[Dataset rows about figures]
:::
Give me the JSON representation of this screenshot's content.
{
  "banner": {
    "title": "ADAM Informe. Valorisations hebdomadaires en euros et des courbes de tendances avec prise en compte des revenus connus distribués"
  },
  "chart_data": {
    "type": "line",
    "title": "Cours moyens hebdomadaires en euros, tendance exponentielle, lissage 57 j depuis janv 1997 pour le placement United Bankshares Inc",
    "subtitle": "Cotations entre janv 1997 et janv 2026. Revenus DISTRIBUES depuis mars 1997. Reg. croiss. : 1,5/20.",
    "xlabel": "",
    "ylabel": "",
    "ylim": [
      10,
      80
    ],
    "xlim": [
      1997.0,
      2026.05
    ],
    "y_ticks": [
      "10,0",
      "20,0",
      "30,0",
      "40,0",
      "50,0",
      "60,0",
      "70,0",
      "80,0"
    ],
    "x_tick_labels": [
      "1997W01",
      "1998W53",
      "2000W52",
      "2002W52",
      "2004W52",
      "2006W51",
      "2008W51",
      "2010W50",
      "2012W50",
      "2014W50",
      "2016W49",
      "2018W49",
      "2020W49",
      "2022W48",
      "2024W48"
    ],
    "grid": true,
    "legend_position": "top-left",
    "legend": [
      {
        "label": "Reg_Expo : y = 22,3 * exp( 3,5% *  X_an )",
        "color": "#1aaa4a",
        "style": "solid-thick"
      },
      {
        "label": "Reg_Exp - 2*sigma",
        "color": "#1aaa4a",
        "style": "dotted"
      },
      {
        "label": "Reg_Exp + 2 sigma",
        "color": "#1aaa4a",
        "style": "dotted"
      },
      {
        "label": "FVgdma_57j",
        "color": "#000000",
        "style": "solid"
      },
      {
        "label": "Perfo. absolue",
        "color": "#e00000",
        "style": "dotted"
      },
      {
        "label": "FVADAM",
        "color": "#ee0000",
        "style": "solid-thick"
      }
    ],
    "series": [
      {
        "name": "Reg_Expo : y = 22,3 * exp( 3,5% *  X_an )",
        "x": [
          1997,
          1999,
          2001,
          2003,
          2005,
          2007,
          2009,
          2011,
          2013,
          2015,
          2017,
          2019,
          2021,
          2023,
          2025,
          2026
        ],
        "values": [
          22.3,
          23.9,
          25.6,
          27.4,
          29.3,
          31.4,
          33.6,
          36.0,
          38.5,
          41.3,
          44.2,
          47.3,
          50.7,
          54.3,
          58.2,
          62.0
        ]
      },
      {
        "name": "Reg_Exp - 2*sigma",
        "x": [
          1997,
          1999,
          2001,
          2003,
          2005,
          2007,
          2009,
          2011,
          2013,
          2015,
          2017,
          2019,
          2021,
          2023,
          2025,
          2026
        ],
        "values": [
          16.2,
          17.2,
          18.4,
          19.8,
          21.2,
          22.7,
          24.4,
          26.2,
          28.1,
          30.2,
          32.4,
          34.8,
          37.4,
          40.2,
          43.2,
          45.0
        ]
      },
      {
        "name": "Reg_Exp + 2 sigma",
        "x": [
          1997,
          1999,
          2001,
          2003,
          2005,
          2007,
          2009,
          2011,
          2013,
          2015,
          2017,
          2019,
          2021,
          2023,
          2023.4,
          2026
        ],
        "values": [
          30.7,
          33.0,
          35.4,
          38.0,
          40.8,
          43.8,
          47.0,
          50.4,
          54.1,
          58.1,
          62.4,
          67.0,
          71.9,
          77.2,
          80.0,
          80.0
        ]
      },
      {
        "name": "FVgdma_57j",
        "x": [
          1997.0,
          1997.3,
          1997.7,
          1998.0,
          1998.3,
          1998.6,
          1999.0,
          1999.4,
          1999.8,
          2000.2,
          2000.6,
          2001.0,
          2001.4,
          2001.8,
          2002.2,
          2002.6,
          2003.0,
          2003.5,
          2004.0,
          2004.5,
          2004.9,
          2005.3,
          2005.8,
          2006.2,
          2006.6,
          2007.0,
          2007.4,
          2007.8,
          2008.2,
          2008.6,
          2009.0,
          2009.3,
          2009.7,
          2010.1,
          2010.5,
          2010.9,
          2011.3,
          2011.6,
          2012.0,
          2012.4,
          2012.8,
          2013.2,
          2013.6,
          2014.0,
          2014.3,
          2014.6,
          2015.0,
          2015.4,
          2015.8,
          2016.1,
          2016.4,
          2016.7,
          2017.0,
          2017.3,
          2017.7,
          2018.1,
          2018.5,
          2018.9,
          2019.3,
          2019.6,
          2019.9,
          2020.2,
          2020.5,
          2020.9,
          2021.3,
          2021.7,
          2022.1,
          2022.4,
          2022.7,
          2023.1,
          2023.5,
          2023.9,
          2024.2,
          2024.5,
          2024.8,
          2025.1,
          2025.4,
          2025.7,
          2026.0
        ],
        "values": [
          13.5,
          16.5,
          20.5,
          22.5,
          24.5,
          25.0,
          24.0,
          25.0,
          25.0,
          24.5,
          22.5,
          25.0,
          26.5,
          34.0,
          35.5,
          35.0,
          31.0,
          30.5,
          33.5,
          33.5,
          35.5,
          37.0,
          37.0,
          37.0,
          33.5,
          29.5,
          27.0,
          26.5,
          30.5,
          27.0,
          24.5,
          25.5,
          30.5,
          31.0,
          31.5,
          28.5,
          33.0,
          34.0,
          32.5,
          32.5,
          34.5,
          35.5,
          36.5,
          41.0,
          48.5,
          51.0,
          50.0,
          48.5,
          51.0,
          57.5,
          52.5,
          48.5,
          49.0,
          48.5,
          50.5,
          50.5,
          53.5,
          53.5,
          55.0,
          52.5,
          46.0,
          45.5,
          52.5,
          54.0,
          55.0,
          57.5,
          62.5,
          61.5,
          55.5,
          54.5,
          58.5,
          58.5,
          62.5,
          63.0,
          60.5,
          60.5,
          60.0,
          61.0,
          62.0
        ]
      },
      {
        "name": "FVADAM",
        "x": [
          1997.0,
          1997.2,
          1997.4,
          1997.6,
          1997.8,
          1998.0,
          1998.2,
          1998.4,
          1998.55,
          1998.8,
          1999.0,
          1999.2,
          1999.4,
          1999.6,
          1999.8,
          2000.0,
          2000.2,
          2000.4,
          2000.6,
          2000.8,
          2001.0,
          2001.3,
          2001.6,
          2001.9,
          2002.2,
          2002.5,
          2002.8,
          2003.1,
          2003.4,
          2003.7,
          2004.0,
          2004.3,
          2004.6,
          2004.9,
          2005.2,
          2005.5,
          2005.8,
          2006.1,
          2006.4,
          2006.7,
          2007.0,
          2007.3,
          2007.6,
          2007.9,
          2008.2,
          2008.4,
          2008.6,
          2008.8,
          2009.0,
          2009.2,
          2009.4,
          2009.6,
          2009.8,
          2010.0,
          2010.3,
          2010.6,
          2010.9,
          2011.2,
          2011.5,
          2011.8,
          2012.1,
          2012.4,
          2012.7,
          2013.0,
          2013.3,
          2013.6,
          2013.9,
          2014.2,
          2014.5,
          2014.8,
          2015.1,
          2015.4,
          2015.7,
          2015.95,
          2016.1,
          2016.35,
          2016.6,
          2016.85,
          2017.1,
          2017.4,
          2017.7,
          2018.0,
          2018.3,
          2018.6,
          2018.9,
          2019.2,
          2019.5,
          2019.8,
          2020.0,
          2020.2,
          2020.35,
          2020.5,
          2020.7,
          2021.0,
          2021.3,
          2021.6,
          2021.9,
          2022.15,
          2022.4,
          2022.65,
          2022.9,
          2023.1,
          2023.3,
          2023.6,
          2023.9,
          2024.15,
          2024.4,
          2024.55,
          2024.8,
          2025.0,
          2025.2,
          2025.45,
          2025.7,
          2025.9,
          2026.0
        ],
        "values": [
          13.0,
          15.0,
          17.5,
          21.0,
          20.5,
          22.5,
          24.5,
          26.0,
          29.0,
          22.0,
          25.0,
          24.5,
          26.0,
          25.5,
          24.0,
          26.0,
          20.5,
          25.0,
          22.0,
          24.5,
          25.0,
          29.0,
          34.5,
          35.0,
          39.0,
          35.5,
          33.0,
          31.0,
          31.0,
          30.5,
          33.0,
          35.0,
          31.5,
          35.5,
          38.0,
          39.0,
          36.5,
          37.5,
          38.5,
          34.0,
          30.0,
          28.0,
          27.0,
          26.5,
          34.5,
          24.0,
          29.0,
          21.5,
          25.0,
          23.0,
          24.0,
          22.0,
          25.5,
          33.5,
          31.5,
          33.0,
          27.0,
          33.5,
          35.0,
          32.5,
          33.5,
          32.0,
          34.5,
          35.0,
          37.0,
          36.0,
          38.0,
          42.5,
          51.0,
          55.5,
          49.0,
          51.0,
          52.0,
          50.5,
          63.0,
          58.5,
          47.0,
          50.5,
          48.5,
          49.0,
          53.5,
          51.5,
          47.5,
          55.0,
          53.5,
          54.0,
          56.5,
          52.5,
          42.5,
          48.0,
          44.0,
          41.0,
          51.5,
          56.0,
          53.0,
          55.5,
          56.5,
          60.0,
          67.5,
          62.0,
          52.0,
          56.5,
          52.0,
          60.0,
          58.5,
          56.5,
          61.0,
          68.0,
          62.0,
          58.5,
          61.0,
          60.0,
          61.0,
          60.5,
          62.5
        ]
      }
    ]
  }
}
:::
Work out how many lines of the data above hold the word "euros", and write only the count.

## OUTPUT OF THE EXERCISE
2